## Figure data in JSON:
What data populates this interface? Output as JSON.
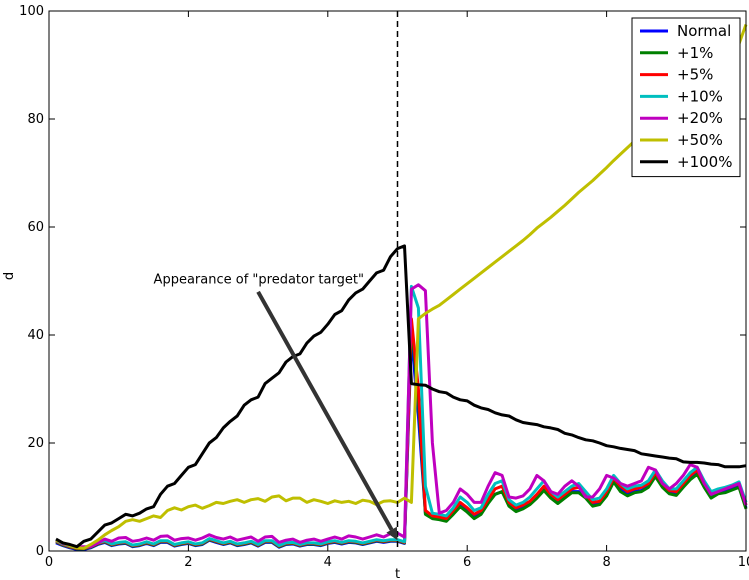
{
  "chart_data": {
    "type": "line",
    "xlabel": "t",
    "ylabel": "d",
    "xlim": [
      0,
      10
    ],
    "ylim": [
      0,
      100
    ],
    "xticks": [
      0,
      2,
      4,
      6,
      8,
      10
    ],
    "yticks": [
      0,
      20,
      40,
      60,
      80,
      100
    ],
    "grid": false,
    "legend_position": "top-right",
    "vline": {
      "x": 5.0,
      "style": "dashed",
      "color": "#000000"
    },
    "annotation": {
      "text": "Appearance of \"predator target\"",
      "text_at": [
        1.5,
        49.5
      ],
      "arrow_from": [
        3.0,
        48.0
      ],
      "arrow_to": [
        5.0,
        2.0
      ]
    },
    "x": [
      0.1,
      0.2,
      0.3,
      0.4,
      0.5,
      0.6,
      0.7,
      0.8,
      0.9,
      1.0,
      1.1,
      1.2,
      1.3,
      1.4,
      1.5,
      1.6,
      1.7,
      1.8,
      1.9,
      2.0,
      2.1,
      2.2,
      2.3,
      2.4,
      2.5,
      2.6,
      2.7,
      2.8,
      2.9,
      3.0,
      3.1,
      3.2,
      3.3,
      3.4,
      3.5,
      3.6,
      3.7,
      3.8,
      3.9,
      4.0,
      4.1,
      4.2,
      4.3,
      4.4,
      4.5,
      4.6,
      4.7,
      4.8,
      4.9,
      5.0,
      5.1,
      5.2,
      5.3,
      5.4,
      5.5,
      5.6,
      5.7,
      5.8,
      5.9,
      6.0,
      6.1,
      6.2,
      6.3,
      6.4,
      6.5,
      6.6,
      6.7,
      6.8,
      6.9,
      7.0,
      7.1,
      7.2,
      7.3,
      7.4,
      7.5,
      7.6,
      7.7,
      7.8,
      7.9,
      8.0,
      8.1,
      8.2,
      8.3,
      8.4,
      8.5,
      8.6,
      8.7,
      8.8,
      8.9,
      9.0,
      9.1,
      9.2,
      9.3,
      9.4,
      9.5,
      9.6,
      9.7,
      9.8,
      9.9,
      10.0
    ],
    "series": [
      {
        "name": "Normal",
        "color": "#0000ff",
        "values": [
          1.5,
          1.0,
          0.6,
          0.3,
          0.3,
          0.6,
          1.2,
          1.6,
          1.0,
          1.3,
          1.4,
          0.8,
          1.0,
          1.4,
          1.0,
          1.6,
          1.6,
          0.9,
          1.2,
          1.4,
          1.0,
          1.2,
          2.0,
          1.6,
          1.2,
          1.5,
          1.0,
          1.2,
          1.5,
          0.9,
          1.6,
          1.6,
          0.7,
          1.2,
          1.3,
          0.9,
          1.2,
          1.2,
          1.0,
          1.4,
          1.6,
          1.3,
          1.6,
          1.5,
          1.2,
          1.5,
          1.8,
          1.6,
          1.8,
          1.8,
          1.4,
          40.0,
          25.0,
          7.0,
          6.2,
          6.0,
          5.8,
          7.0,
          8.5,
          7.5,
          6.2,
          7.0,
          9.0,
          10.5,
          11.0,
          8.5,
          7.5,
          8.0,
          8.8,
          10.0,
          11.5,
          10.0,
          9.0,
          10.0,
          11.0,
          11.0,
          10.0,
          8.5,
          8.8,
          10.5,
          13.0,
          11.5,
          10.5,
          11.0,
          11.2,
          12.0,
          14.0,
          12.0,
          10.8,
          10.5,
          12.0,
          13.5,
          14.5,
          12.0,
          10.0,
          10.8,
          11.0,
          11.5,
          12.0,
          8.0
        ]
      },
      {
        "name": "+1%",
        "color": "#008000",
        "values": [
          1.7,
          1.1,
          0.7,
          0.4,
          0.4,
          0.7,
          1.3,
          1.7,
          1.1,
          1.4,
          1.5,
          0.9,
          1.1,
          1.5,
          1.1,
          1.7,
          1.7,
          1.0,
          1.3,
          1.5,
          1.1,
          1.3,
          2.1,
          1.7,
          1.3,
          1.6,
          1.1,
          1.3,
          1.6,
          1.0,
          1.7,
          1.7,
          0.8,
          1.3,
          1.4,
          1.0,
          1.3,
          1.3,
          1.1,
          1.5,
          1.7,
          1.4,
          1.7,
          1.6,
          1.3,
          1.6,
          1.9,
          1.7,
          1.9,
          1.9,
          1.5,
          42.0,
          28.0,
          6.8,
          6.0,
          5.8,
          5.5,
          6.8,
          8.2,
          7.2,
          6.0,
          6.8,
          8.8,
          10.5,
          11.0,
          8.3,
          7.3,
          7.8,
          8.6,
          9.8,
          11.2,
          9.8,
          8.8,
          9.8,
          10.8,
          10.8,
          9.8,
          8.3,
          8.6,
          10.2,
          12.8,
          11.0,
          10.2,
          10.8,
          11.0,
          11.8,
          13.8,
          11.8,
          10.6,
          10.3,
          11.8,
          13.2,
          14.2,
          11.8,
          9.8,
          10.6,
          10.8,
          11.3,
          11.8,
          7.8
        ]
      },
      {
        "name": "+5%",
        "color": "#ff0000",
        "values": [
          1.8,
          1.2,
          0.8,
          0.5,
          0.5,
          0.8,
          1.4,
          1.8,
          1.2,
          1.5,
          1.6,
          1.0,
          1.2,
          1.6,
          1.2,
          1.8,
          1.8,
          1.1,
          1.4,
          1.6,
          1.2,
          1.4,
          2.2,
          1.8,
          1.4,
          1.7,
          1.2,
          1.4,
          1.7,
          1.1,
          1.8,
          1.8,
          0.9,
          1.4,
          1.5,
          1.1,
          1.4,
          1.4,
          1.2,
          1.6,
          1.8,
          1.5,
          1.8,
          1.7,
          1.4,
          1.7,
          2.0,
          1.8,
          2.0,
          2.0,
          1.6,
          43.0,
          30.0,
          7.5,
          6.5,
          6.3,
          6.0,
          7.5,
          9.0,
          8.0,
          6.8,
          7.5,
          9.5,
          11.5,
          12.0,
          9.0,
          8.0,
          8.5,
          9.2,
          10.5,
          12.0,
          10.5,
          9.5,
          10.5,
          11.5,
          11.8,
          10.5,
          9.0,
          9.2,
          11.0,
          13.5,
          12.0,
          11.0,
          11.5,
          11.8,
          12.5,
          14.5,
          12.5,
          11.2,
          11.0,
          12.5,
          14.0,
          15.0,
          12.5,
          10.8,
          11.2,
          11.5,
          12.0,
          12.5,
          8.5
        ]
      },
      {
        "name": "+10%",
        "color": "#00bfbf",
        "values": [
          1.9,
          1.3,
          0.9,
          0.6,
          0.6,
          0.9,
          1.5,
          1.9,
          1.3,
          1.6,
          1.7,
          1.1,
          1.3,
          1.7,
          1.3,
          1.9,
          1.9,
          1.2,
          1.5,
          1.7,
          1.3,
          1.5,
          2.3,
          1.9,
          1.5,
          1.8,
          1.3,
          1.5,
          1.8,
          1.2,
          1.9,
          1.9,
          1.0,
          1.5,
          1.6,
          1.2,
          1.5,
          1.5,
          1.3,
          1.7,
          1.9,
          1.6,
          1.9,
          1.8,
          1.5,
          1.8,
          2.1,
          1.9,
          2.1,
          2.1,
          1.7,
          49.0,
          45.0,
          12.0,
          7.0,
          6.8,
          6.5,
          8.0,
          10.0,
          9.0,
          7.5,
          8.0,
          10.5,
          12.5,
          13.0,
          9.5,
          8.5,
          9.0,
          10.0,
          11.5,
          13.0,
          11.0,
          10.0,
          11.0,
          12.0,
          12.5,
          11.0,
          9.5,
          9.8,
          11.5,
          14.0,
          12.5,
          11.5,
          12.0,
          12.2,
          13.0,
          15.0,
          13.0,
          11.5,
          11.5,
          13.0,
          14.5,
          15.5,
          13.0,
          11.0,
          11.5,
          11.8,
          12.2,
          12.8,
          9.0
        ]
      },
      {
        "name": "+20%",
        "color": "#bf00bf",
        "values": [
          2.0,
          1.4,
          1.0,
          0.8,
          0.8,
          0.8,
          1.5,
          2.2,
          1.8,
          2.4,
          2.5,
          1.8,
          2.0,
          2.4,
          2.0,
          2.7,
          2.8,
          2.0,
          2.3,
          2.4,
          2.0,
          2.4,
          3.0,
          2.5,
          2.2,
          2.6,
          2.0,
          2.3,
          2.6,
          1.8,
          2.6,
          2.7,
          1.6,
          2.0,
          2.2,
          1.6,
          2.0,
          2.2,
          1.8,
          2.2,
          2.6,
          2.2,
          2.8,
          2.6,
          2.2,
          2.6,
          3.0,
          2.6,
          3.2,
          3.3,
          2.6,
          48.5,
          49.3,
          48.2,
          20.0,
          7.0,
          7.5,
          9.0,
          11.5,
          10.5,
          9.0,
          9.0,
          12.0,
          14.5,
          14.0,
          10.0,
          9.8,
          10.2,
          11.5,
          14.0,
          13.0,
          11.0,
          10.5,
          12.0,
          13.0,
          12.0,
          10.0,
          10.0,
          11.5,
          14.0,
          13.5,
          12.5,
          12.0,
          12.5,
          13.0,
          15.5,
          15.0,
          12.5,
          11.5,
          12.5,
          14.0,
          16.0,
          15.5,
          12.5,
          10.5,
          11.0,
          11.5,
          12.0,
          12.5,
          8.5
        ]
      },
      {
        "name": "+50%",
        "color": "#bfbf00",
        "values": [
          2.0,
          1.5,
          1.0,
          0.6,
          0.5,
          1.2,
          2.0,
          3.0,
          3.8,
          4.5,
          5.5,
          5.8,
          5.5,
          6.0,
          6.5,
          6.2,
          7.5,
          8.0,
          7.6,
          8.2,
          8.5,
          7.9,
          8.4,
          9.0,
          8.8,
          9.2,
          9.5,
          9.0,
          9.5,
          9.7,
          9.2,
          10.0,
          10.2,
          9.3,
          9.8,
          9.8,
          9.0,
          9.5,
          9.2,
          8.8,
          9.3,
          9.0,
          9.2,
          8.8,
          9.4,
          9.2,
          8.6,
          9.2,
          9.3,
          9.0,
          9.8,
          9.0,
          43.0,
          44.0,
          44.8,
          45.5,
          46.5,
          47.5,
          48.5,
          49.5,
          50.5,
          51.5,
          52.5,
          53.5,
          54.5,
          55.5,
          56.5,
          57.5,
          58.6,
          59.8,
          60.8,
          61.8,
          62.9,
          64.0,
          65.2,
          66.4,
          67.5,
          68.6,
          69.8,
          71.0,
          72.3,
          73.5,
          74.7,
          75.9,
          77.1,
          78.3,
          79.5,
          80.7,
          81.9,
          83.1,
          84.3,
          85.5,
          86.7,
          87.9,
          89.1,
          90.3,
          91.5,
          92.7,
          93.9,
          97.5
        ]
      },
      {
        "name": "+100%",
        "color": "#000000",
        "values": [
          2.2,
          1.5,
          1.2,
          0.8,
          1.8,
          2.2,
          3.5,
          4.8,
          5.2,
          6.0,
          6.8,
          6.5,
          7.0,
          7.8,
          8.2,
          10.5,
          12.0,
          12.5,
          14.0,
          15.5,
          16.0,
          18.0,
          20.0,
          21.0,
          22.8,
          24.0,
          25.0,
          27.0,
          28.0,
          28.5,
          31.0,
          32.0,
          33.0,
          35.0,
          36.0,
          36.5,
          38.5,
          39.8,
          40.5,
          42.0,
          43.8,
          44.5,
          46.5,
          47.8,
          48.5,
          50.0,
          51.5,
          52.0,
          54.5,
          56.0,
          56.5,
          31.0,
          30.8,
          30.7,
          30.0,
          29.5,
          29.3,
          28.5,
          28.0,
          27.8,
          27.0,
          26.5,
          26.2,
          25.6,
          25.2,
          25.0,
          24.3,
          23.8,
          23.6,
          23.4,
          23.0,
          22.8,
          22.5,
          21.8,
          21.5,
          21.0,
          20.6,
          20.4,
          20.0,
          19.5,
          19.3,
          19.0,
          18.8,
          18.6,
          18.0,
          17.8,
          17.6,
          17.4,
          17.2,
          17.1,
          16.5,
          16.4,
          16.4,
          16.3,
          16.1,
          16.0,
          15.6,
          15.6,
          15.6,
          15.8
        ]
      }
    ]
  }
}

## Short task:
Pick out the lines containing the word "name" and show them.

## Reply:
        "name": "Normal",
        "name": "+1%",
        "name": "+5%",
        "name": "+10%",
        "name": "+20%",
        "name": "+50%",
        "name": "+100%",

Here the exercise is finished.